Scan the material and copy every line in which "less" appears.

DATA IN THIS EXERCISE:
================================

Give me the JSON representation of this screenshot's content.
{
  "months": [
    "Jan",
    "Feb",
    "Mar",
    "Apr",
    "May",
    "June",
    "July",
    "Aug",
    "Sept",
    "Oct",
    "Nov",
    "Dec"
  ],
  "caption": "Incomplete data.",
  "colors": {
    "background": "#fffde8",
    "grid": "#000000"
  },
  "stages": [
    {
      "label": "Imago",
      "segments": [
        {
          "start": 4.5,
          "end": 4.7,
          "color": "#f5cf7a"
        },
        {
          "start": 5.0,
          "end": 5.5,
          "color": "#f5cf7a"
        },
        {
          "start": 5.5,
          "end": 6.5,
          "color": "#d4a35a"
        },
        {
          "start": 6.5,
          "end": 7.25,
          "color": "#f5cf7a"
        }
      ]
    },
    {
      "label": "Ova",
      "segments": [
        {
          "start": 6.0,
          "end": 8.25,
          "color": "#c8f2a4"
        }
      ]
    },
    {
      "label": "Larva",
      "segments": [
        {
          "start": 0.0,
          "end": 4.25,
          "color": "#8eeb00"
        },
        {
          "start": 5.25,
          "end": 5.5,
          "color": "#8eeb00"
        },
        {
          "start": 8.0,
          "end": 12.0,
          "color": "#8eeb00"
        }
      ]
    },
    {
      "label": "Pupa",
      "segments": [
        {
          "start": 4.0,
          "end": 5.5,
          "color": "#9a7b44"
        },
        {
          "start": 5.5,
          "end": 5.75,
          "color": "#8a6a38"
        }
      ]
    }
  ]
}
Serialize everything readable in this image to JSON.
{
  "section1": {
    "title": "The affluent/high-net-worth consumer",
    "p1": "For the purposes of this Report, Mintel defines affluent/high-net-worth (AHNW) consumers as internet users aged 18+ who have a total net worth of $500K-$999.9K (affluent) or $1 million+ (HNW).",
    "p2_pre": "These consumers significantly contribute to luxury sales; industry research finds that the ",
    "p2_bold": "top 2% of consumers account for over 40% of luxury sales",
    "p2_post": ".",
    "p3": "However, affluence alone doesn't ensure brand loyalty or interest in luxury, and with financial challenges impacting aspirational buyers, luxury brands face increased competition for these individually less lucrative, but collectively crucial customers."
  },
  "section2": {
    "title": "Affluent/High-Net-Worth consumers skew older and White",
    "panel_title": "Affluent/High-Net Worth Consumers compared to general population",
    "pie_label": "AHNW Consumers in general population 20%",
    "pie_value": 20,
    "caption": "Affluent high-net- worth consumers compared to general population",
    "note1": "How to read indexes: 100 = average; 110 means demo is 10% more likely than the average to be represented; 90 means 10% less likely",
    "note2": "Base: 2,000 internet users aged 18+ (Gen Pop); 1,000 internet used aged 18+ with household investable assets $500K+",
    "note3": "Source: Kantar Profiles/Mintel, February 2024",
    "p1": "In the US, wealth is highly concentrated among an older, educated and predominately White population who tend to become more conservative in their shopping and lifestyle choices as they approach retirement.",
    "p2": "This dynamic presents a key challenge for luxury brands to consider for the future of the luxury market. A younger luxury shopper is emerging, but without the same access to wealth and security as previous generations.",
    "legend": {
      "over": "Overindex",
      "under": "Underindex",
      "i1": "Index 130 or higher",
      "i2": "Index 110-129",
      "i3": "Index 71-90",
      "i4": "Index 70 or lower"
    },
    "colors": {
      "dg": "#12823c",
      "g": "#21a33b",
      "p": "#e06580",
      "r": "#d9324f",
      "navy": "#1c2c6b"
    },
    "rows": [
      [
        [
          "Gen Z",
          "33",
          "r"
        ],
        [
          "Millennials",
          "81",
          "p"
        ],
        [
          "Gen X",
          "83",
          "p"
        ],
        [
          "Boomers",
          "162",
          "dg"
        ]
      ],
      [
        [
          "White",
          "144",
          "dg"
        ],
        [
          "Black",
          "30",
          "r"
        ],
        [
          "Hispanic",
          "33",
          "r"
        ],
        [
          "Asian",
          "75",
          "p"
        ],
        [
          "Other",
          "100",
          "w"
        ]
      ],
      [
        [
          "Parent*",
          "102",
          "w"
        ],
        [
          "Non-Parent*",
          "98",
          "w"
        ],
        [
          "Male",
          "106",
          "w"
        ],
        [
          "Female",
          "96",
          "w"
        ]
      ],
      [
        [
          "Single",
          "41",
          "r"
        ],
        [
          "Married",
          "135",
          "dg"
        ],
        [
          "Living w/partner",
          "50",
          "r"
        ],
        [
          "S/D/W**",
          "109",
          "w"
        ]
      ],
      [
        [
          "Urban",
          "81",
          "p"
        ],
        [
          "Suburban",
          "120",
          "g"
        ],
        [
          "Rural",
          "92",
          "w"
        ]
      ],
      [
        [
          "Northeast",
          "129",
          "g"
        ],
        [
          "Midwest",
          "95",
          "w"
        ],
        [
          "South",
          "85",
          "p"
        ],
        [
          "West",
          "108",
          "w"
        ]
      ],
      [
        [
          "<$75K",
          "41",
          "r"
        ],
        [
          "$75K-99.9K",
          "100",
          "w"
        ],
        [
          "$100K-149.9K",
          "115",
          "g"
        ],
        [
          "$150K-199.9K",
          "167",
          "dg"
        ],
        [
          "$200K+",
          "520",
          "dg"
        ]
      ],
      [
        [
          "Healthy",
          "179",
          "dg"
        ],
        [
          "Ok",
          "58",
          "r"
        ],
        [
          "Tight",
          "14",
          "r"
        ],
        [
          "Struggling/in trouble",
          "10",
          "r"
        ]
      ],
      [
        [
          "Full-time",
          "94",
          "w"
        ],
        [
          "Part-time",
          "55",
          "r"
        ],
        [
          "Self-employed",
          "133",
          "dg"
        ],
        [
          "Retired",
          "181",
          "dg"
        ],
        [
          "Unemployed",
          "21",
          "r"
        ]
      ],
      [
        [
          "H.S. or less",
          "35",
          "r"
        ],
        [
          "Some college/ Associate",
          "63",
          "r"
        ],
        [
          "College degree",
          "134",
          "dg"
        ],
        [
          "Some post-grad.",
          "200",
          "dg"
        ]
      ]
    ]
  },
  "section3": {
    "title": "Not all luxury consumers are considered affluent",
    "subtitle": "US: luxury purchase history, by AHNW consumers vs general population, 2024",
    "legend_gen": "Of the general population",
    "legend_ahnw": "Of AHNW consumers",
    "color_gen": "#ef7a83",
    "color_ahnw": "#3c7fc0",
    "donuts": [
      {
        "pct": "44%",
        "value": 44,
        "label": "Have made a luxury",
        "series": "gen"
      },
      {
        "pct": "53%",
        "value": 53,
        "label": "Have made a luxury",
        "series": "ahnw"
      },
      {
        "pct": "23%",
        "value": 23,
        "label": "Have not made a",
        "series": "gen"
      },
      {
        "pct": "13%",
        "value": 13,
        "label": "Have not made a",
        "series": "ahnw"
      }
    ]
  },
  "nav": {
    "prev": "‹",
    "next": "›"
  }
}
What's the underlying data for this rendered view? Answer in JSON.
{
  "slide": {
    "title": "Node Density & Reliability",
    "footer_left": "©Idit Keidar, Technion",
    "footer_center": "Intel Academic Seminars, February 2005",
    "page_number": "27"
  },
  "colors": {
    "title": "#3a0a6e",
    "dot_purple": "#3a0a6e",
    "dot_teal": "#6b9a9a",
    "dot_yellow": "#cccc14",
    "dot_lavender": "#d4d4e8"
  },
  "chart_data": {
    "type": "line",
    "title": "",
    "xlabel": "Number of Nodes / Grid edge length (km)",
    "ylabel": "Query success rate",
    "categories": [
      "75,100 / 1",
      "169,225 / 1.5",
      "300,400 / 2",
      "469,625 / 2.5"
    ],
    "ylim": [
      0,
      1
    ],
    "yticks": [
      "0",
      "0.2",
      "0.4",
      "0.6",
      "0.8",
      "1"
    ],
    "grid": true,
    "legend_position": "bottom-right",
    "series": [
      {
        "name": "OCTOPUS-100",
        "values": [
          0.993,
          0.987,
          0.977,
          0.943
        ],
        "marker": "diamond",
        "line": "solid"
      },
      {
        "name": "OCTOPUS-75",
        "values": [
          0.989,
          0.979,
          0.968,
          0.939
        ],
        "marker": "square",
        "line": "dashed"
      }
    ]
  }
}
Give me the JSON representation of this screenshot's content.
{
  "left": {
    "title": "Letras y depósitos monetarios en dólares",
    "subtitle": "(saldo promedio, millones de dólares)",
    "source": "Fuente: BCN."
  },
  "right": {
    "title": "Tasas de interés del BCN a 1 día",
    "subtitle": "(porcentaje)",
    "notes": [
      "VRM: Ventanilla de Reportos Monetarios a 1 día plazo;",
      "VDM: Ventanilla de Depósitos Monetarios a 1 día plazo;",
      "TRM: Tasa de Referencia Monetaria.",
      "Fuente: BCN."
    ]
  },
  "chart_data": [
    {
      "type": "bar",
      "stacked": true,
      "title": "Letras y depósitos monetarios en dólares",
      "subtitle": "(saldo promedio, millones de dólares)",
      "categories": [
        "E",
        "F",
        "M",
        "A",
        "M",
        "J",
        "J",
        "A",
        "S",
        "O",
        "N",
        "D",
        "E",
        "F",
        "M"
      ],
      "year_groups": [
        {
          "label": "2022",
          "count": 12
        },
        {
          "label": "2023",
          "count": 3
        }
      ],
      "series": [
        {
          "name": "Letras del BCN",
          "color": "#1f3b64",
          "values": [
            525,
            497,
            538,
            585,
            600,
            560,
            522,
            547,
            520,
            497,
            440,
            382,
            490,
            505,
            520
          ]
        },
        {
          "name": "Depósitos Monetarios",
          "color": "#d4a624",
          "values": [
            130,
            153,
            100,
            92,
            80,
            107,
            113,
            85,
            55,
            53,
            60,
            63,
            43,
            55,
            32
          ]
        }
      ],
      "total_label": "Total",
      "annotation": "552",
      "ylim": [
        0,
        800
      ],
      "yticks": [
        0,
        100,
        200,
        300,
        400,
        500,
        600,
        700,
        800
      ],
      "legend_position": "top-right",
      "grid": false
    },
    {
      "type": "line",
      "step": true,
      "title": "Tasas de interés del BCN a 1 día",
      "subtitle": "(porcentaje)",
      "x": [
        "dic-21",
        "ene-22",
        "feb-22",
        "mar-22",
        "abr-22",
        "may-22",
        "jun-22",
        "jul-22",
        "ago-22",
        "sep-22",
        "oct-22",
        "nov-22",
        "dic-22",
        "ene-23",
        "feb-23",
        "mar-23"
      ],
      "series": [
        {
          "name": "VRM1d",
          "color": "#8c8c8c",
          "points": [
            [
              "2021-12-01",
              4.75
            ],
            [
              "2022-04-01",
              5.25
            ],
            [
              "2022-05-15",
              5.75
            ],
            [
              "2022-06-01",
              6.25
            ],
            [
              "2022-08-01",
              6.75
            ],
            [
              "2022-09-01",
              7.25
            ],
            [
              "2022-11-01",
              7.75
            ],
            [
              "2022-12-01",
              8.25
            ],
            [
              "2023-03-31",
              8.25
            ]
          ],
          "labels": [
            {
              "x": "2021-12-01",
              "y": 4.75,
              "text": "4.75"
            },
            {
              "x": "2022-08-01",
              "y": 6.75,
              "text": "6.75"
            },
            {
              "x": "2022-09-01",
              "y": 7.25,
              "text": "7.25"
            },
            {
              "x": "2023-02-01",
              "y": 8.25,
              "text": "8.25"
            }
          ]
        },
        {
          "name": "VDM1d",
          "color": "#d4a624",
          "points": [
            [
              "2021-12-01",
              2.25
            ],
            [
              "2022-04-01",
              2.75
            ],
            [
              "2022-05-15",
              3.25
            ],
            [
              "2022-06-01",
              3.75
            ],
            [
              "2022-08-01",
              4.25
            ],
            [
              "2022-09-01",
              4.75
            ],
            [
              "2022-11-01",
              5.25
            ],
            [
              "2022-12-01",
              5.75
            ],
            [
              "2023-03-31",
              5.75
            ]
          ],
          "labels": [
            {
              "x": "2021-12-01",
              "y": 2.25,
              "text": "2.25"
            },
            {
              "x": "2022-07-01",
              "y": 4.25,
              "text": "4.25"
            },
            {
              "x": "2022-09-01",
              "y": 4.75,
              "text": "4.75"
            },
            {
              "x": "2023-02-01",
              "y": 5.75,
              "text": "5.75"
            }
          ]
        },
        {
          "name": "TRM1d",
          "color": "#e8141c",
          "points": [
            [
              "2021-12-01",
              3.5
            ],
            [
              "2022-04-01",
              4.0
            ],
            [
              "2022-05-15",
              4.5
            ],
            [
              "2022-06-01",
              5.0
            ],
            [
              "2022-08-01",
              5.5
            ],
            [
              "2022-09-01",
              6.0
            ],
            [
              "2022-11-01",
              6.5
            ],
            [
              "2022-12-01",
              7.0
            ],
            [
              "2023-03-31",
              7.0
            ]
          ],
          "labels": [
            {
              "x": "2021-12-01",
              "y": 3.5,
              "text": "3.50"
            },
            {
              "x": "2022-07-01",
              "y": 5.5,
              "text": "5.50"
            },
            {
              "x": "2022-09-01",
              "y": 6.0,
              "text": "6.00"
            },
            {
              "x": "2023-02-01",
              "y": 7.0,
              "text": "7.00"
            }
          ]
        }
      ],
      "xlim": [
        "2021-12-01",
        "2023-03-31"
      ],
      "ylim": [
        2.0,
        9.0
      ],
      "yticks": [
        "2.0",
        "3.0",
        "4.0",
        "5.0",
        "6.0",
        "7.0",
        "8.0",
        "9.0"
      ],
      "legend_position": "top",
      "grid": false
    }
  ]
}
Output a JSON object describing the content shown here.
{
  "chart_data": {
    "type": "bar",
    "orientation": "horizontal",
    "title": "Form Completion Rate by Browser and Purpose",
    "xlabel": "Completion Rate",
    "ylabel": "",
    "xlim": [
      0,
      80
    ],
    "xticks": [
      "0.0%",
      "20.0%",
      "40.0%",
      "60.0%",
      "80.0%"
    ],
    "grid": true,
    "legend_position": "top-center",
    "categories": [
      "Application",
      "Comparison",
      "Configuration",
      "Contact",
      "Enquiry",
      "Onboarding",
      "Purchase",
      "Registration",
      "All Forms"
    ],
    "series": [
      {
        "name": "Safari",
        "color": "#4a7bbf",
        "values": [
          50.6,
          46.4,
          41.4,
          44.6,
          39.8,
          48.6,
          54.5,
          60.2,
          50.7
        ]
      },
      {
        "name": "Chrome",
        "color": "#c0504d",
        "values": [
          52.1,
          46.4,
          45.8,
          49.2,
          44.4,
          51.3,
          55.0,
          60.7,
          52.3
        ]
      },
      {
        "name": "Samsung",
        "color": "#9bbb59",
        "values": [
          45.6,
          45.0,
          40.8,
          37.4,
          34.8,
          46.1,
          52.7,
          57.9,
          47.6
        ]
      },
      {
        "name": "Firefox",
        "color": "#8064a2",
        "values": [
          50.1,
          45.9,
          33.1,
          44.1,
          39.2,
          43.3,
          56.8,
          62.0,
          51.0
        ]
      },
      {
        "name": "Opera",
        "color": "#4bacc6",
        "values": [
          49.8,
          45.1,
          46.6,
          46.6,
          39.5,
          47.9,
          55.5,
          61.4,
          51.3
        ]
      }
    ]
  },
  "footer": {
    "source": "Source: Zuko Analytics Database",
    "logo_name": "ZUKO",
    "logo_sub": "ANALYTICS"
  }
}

================================

OUTPUT OF THE EXERCISE:
    "p3": "However, affluence alone doesn't ensure brand loyalty or interest in luxury, and with financial challenges impacting aspirational buyers, luxury brands face increased competition for these individually less lucrative, but collectively crucial customers."
    "note1": "How to read indexes: 100 = average; 110 means demo is 10% more likely than the average to be represented; 90 means 10% less likely",
          "H.S. or less",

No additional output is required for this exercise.